__TEXT EXCERPT__:
-------
Ubuntu Manpage: PDL::Parallel::threads - sharing PDL data between Perl threads

NAME

       PDL::Parallel::threads - sharing PDL data between Perl threads

SYNOPSIS

        use PDL;
        use PDL::Parallel::threads qw(retrieve_pdls share_pdls);

        # Technically, this is pulled in for you by PDL::Parallel::threads,
        # but using it in your code pulls in the named functions like async.
        use threads;

        # Also, technically, you can use PDL::Parallel::threads with
        # single-threaded programs, and even with perl's not compiled
        # with thread support.

        # Create some shared PDL data
        zeroes(1_000_000)->share_as('My::shared::data');

        # Create an ndarray and share its data
        my $test_data = sequence(100);
        share_pdls(some_name => $test_data);  # allows multiple at a time
        $test_data->share_as('some_name');    # or use the PDL method

        # Kick off some processing in the background
        async {
            my ($shallow_copy)
-------
__Data listing__:

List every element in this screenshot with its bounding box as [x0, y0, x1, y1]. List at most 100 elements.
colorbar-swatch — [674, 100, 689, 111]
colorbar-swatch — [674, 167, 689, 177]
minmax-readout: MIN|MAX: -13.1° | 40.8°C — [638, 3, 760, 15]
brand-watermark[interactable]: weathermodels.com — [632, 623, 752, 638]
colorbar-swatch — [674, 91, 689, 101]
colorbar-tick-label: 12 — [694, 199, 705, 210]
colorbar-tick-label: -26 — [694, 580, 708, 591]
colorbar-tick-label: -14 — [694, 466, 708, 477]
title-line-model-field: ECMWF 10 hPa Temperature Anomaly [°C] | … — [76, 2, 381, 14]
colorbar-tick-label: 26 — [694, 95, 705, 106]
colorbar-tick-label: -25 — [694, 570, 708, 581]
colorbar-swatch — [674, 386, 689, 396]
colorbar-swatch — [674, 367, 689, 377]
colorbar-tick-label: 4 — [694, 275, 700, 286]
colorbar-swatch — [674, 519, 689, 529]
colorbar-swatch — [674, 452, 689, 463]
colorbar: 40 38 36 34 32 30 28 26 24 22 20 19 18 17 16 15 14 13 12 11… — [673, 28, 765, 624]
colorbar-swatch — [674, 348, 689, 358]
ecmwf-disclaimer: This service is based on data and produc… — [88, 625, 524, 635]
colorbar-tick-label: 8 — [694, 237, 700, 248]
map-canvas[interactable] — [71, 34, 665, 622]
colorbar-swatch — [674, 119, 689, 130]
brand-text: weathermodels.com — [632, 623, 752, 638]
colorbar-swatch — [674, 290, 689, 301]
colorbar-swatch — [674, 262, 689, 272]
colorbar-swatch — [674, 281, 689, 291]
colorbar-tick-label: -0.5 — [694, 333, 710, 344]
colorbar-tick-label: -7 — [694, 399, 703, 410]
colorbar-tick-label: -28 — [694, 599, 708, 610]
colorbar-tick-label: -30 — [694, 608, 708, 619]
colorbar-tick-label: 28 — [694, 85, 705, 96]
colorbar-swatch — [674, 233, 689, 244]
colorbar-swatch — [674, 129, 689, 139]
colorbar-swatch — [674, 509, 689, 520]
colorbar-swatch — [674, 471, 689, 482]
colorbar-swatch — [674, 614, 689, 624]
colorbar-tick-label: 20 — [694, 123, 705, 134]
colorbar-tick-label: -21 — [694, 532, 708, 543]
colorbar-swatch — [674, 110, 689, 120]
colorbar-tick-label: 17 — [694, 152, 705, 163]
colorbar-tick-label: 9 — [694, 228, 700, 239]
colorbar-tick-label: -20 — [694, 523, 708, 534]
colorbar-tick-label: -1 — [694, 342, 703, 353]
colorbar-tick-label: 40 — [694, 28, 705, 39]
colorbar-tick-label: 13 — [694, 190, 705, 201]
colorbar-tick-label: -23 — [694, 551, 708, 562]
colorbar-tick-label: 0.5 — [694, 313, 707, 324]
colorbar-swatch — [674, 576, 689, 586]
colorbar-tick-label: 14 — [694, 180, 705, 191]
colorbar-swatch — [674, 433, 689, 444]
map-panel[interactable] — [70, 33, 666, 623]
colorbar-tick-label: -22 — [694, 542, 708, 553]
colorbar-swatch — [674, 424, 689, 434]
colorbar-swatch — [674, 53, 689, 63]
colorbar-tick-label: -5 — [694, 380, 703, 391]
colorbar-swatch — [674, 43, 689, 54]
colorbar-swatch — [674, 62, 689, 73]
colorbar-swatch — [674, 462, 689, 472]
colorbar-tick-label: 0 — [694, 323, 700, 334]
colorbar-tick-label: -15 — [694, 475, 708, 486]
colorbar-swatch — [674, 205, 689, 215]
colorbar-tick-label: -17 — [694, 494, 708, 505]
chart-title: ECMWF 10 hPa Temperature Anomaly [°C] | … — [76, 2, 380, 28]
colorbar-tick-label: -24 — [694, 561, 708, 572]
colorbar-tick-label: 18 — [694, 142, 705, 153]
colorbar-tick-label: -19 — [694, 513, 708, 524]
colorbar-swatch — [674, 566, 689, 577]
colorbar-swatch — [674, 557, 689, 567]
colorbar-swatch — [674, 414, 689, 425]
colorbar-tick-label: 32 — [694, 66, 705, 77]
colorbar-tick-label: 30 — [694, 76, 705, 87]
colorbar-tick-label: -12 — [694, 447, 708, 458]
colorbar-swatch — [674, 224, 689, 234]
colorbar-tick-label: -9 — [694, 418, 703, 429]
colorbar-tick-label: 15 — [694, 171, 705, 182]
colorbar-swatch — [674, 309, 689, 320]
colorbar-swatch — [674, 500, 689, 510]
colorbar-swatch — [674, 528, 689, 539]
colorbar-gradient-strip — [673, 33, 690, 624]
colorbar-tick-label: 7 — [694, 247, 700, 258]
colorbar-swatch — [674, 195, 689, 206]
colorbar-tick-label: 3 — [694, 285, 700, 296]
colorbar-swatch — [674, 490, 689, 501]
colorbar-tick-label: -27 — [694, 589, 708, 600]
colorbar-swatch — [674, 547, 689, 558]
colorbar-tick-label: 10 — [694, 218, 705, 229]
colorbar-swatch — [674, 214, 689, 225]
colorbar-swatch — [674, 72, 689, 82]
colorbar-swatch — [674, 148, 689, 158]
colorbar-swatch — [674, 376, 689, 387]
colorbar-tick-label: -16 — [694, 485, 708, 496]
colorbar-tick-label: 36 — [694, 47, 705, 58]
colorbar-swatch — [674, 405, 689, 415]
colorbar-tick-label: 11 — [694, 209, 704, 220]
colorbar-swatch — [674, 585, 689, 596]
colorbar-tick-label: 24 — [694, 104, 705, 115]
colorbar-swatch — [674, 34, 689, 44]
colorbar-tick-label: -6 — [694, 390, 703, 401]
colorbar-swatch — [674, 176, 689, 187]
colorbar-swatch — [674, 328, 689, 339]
-------
__STATED PROBLEM A__: According to the PDL::Parallel::threads manual page, what name is the block of one million zeroes shared under?
__STATED PROBLEM B__: Write the next part of the PDL::Parallel::threads manual page, picking up right after its last line.

__TASK ANSWER A__: It is shared under the name 'My::shared::data'.

__TASK ANSWER B__:
                = retrieve_pdls('some_name');

            # thread-local memory
            my $other_ndarray = sequence(20);

            # Modify the shared data:
            $shallow_copy++;
        };

        # ... do some other stuff ...

        # Rejoin all threads
        for my $thr (threads->list) {
            $thr->join;
        }

        use PDL::NiceSlice;
        print "First ten elements of test_data are ",
            $test_data(0:9), "\n";

DESCRIPTION

       This module provides a means to share PDL data between different Perl threads. In contrast to PDL's posix
       thread support (see PDL::ParallelCPU), this module lets you work with Perl's built-in threading model. In
       contrast to Perl's threads::shared, this module focuses on sharing data, not variables.

       Because this module focuses on sharing data, not variables, it does not use attributes to mark shared
       variables. Instead, you must explicitly share your data by using the "share_pdls" function or "share_as"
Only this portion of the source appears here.